- [Task instructions] Print out the entries below with no edits.

- [Records shown]
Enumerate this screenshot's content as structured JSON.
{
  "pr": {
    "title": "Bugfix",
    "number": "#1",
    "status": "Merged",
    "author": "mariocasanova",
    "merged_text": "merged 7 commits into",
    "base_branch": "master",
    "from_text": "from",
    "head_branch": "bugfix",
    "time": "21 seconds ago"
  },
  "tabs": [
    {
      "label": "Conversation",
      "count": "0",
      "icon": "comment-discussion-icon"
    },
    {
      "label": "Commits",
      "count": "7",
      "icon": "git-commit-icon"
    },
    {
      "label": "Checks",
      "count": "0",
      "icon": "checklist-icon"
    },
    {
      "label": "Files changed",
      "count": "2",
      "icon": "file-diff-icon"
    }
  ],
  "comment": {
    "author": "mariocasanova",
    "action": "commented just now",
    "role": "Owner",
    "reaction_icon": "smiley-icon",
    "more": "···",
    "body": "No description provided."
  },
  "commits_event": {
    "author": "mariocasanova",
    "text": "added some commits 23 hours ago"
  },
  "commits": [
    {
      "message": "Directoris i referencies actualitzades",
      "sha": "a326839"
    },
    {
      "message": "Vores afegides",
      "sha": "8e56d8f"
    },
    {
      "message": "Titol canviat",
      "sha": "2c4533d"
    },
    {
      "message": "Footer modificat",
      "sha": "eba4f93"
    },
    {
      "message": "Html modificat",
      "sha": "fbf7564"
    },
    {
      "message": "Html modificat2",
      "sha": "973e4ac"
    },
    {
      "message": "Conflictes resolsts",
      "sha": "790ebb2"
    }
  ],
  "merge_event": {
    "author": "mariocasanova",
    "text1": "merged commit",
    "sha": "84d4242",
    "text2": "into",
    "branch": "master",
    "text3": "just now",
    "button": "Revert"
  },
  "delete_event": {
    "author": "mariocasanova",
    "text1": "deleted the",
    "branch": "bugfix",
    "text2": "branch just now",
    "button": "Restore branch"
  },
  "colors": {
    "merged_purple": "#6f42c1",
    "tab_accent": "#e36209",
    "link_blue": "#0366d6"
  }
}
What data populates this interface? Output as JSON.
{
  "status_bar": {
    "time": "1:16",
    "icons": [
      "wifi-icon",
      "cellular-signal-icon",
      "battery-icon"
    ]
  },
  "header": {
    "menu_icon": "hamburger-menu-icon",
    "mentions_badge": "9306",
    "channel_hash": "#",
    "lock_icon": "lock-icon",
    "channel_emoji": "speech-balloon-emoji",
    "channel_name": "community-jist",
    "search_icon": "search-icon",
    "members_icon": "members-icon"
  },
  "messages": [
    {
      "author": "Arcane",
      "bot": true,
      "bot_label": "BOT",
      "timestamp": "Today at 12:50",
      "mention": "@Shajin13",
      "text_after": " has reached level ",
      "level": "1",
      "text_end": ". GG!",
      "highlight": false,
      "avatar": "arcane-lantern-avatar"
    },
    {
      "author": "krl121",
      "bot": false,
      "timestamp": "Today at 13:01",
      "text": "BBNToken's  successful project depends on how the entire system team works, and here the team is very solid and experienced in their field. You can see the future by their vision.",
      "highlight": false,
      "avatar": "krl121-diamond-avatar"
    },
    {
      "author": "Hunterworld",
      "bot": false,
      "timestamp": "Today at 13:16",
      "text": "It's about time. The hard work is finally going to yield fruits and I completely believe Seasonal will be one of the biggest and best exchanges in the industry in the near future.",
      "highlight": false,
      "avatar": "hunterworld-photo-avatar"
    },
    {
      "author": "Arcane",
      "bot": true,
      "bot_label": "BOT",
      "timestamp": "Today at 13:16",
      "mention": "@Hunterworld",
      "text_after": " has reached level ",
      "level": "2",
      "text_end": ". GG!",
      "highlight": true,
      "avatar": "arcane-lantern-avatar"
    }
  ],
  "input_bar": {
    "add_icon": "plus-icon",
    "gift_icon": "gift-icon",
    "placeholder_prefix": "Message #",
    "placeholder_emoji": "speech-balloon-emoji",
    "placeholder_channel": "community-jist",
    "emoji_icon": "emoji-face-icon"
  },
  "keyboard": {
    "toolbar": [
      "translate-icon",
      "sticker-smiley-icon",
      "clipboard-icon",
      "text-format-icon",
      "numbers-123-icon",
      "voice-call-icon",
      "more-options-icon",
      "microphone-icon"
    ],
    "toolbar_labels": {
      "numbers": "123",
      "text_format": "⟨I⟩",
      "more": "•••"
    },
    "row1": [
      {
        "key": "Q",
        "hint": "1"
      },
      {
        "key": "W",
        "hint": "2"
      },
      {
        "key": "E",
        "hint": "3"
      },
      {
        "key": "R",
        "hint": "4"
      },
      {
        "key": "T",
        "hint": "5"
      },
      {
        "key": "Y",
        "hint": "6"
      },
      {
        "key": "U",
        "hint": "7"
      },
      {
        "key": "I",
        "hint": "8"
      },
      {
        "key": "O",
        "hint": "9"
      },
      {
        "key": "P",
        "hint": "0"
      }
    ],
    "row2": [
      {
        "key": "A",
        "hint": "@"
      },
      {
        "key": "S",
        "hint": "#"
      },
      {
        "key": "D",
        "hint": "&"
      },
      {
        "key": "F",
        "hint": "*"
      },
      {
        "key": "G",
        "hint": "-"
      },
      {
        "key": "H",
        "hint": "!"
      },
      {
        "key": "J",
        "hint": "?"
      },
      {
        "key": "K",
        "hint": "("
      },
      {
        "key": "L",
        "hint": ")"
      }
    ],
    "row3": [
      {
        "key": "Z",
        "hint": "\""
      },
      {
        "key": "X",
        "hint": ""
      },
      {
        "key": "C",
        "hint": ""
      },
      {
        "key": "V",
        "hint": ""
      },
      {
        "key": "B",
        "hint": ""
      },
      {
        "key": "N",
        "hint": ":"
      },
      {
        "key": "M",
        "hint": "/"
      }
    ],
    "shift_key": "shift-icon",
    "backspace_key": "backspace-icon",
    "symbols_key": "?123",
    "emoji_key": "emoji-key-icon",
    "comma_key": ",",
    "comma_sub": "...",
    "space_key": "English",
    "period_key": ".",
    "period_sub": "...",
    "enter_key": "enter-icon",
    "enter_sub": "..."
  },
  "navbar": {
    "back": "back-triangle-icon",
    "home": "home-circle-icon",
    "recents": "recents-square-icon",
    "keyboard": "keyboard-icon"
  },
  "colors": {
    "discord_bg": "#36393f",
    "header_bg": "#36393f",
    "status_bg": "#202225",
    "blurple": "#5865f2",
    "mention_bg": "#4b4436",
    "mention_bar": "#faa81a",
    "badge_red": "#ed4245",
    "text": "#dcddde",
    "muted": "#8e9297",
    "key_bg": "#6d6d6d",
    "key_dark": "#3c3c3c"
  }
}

- [Exercise response]
Enumerate this screenshot's content as structured JSON.
{
  "pr": {
    "title": "Bugfix",
    "number": "#1",
    "status": "Merged",
    "author": "mariocasanova",
    "merged_text": "merged 7 commits into",
    "base_branch": "master",
    "from_text": "from",
    "head_branch": "bugfix",
    "time": "21 seconds ago"
  },
  "tabs": [
    {
      "label": "Conversation",
      "count": "0",
      "icon": "comment-discussion-icon"
    },
    {
      "label": "Commits",
      "count": "7",
      "icon": "git-commit-icon"
    },
    {
      "label": "Checks",
      "count": "0",
      "icon": "checklist-icon"
    },
    {
      "label": "Files changed",
      "count": "2",
      "icon": "file-diff-icon"
    }
  ],
  "comment": {
    "author": "mariocasanova",
    "action": "commented just now",
    "role": "Owner",
    "reaction_icon": "smiley-icon",
    "more": "···",
    "body": "No description provided."
  },
  "commits_event": {
    "author": "mariocasanova",
    "text": "added some commits 23 hours ago"
  },
  "commits": [
    {
      "message": "Directoris i referencies actualitzades",
      "sha": "a326839"
    },
    {
      "message": "Vores afegides",
      "sha": "8e56d8f"
    },
    {
      "message": "Titol canviat",
      "sha": "2c4533d"
    },
    {
      "message": "Footer modificat",
      "sha": "eba4f93"
    },
    {
      "message": "Html modificat",
      "sha": "fbf7564"
    },
    {
      "message": "Html modificat2",
      "sha": "973e4ac"
    },
    {
      "message": "Conflictes resolsts",
      "sha": "790ebb2"
    }
  ],
  "merge_event": {
    "author": "mariocasanova",
    "text1": "merged commit",
    "sha": "84d4242",
    "text2": "into",
    "branch": "master",
    "text3": "just now",
    "button": "Revert"
  },
  "delete_event": {
    "author": "mariocasanova",
    "text1": "deleted the",
    "branch": "bugfix",
    "text2": "branch just now",
    "button": "Restore branch"
  },
  "colors": {
    "merged_purple": "#6f42c1",
    "tab_accent": "#e36209",
    "link_blue": "#0366d6"
  }
}
What data populates this interface? Output as JSON.
{
  "status_bar": {
    "time": "1:16",
    "icons": [
      "wifi-icon",
      "cellular-signal-icon",
      "battery-icon"
    ]
  },
  "header": {
    "menu_icon": "hamburger-menu-icon",
    "mentions_badge": "9306",
    "channel_hash": "#",
    "lock_icon": "lock-icon",
    "channel_emoji": "speech-balloon-emoji",
    "channel_name": "community-jist",
    "search_icon": "search-icon",
    "members_icon": "members-icon"
  },
  "messages": [
    {
      "author": "Arcane",
      "bot": true,
      "bot_label": "BOT",
      "timestamp": "Today at 12:50",
      "mention": "@Shajin13",
      "text_after": " has reached level ",
      "level": "1",
      "text_end": ". GG!",
      "highlight": false,
      "avatar": "arcane-lantern-avatar"
    },
    {
      "author": "krl121",
      "bot": false,
      "timestamp": "Today at 13:01",
      "text": "BBNToken's  successful project depends on how the entire system team works, and here the team is very solid and experienced in their field. You can see the future by their vision.",
      "highlight": false,
      "avatar": "krl121-diamond-avatar"
    },
    {
      "author": "Hunterworld",
      "bot": false,
      "timestamp": "Today at 13:16",
      "text": "It's about time. The hard work is finally going to yield fruits and I completely believe Seasonal will be one of the biggest and best exchanges in the industry in the near future.",
      "highlight": false,
      "avatar": "hunterworld-photo-avatar"
    },
    {
      "author": "Arcane",
      "bot": true,
      "bot_label": "BOT",
      "timestamp": "Today at 13:16",
      "mention": "@Hunterworld",
      "text_after": " has reached level ",
      "level": "2",
      "text_end": ". GG!",
      "highlight": true,
      "avatar": "arcane-lantern-avatar"
    }
  ],
  "input_bar": {
    "add_icon": "plus-icon",
    "gift_icon": "gift-icon",
    "placeholder_prefix": "Message #",
    "placeholder_emoji": "speech-balloon-emoji",
    "placeholder_channel": "community-jist",
    "emoji_icon": "emoji-face-icon"
  },
  "keyboard": {
    "toolbar": [
      "translate-icon",
      "sticker-smiley-icon",
      "clipboard-icon",
      "text-format-icon",
      "numbers-123-icon",
      "voice-call-icon",
      "more-options-icon",
      "microphone-icon"
    ],
    "toolbar_labels": {
      "numbers": "123",
      "text_format": "⟨I⟩",
      "more": "•••"
    },
    "row1": [
      {
        "key": "Q",
        "hint": "1"
      },
      {
        "key": "W",
        "hint": "2"
      },
      {
        "key": "E",
        "hint": "3"
      },
      {
        "key": "R",
        "hint": "4"
      },
      {
        "key": "T",
        "hint": "5"
      },
      {
        "key": "Y",
        "hint": "6"
      },
      {
        "key": "U",
        "hint": "7"
      },
      {
        "key": "I",
        "hint": "8"
      },
      {
        "key": "O",
        "hint": "9"
      },
      {
        "key": "P",
        "hint": "0"
      }
    ],
    "row2": [
      {
        "key": "A",
        "hint": "@"
      },
      {
        "key": "S",
        "hint": "#"
      },
      {
        "key": "D",
        "hint": "&"
      },
      {
        "key": "F",
        "hint": "*"
      },
      {
        "key": "G",
        "hint": "-"
      },
      {
        "key": "H",
        "hint": "!"
      },
      {
        "key": "J",
        "hint": "?"
      },
      {
        "key": "K",
        "hint": "("
      },
      {
        "key": "L",
        "hint": ")"
      }
    ],
    "row3": [
      {
        "key": "Z",
        "hint": "\""
      },
      {
        "key": "X",
        "hint": ""
      },
      {
        "key": "C",
        "hint": ""
      },
      {
        "key": "V",
        "hint": ""
      },
      {
        "key": "B",
        "hint": ""
      },
      {
        "key": "N",
        "hint": ":"
      },
      {
        "key": "M",
        "hint": "/"
      }
    ],
    "shift_key": "shift-icon",
    "backspace_key": "backspace-icon",
    "symbols_key": "?123",
    "emoji_key": "emoji-key-icon",
    "comma_key": ",",
    "comma_sub": "...",
    "space_key": "English",
    "period_key": ".",
    "period_sub": "...",
    "enter_key": "enter-icon",
    "enter_sub": "..."
  },
  "navbar": {
    "back": "back-triangle-icon",
    "home": "home-circle-icon",
    "recents": "recents-square-icon",
    "keyboard": "keyboard-icon"
  },
  "colors": {
    "discord_bg": "#36393f",
    "header_bg": "#36393f",
    "status_bg": "#202225",
    "blurple": "#5865f2",
    "mention_bg": "#4b4436",
    "mention_bar": "#faa81a",
    "badge_red": "#ed4245",
    "text": "#dcddde",
    "muted": "#8e9297",
    "key_bg": "#6d6d6d",
    "key_dark": "#3c3c3c"
  }
}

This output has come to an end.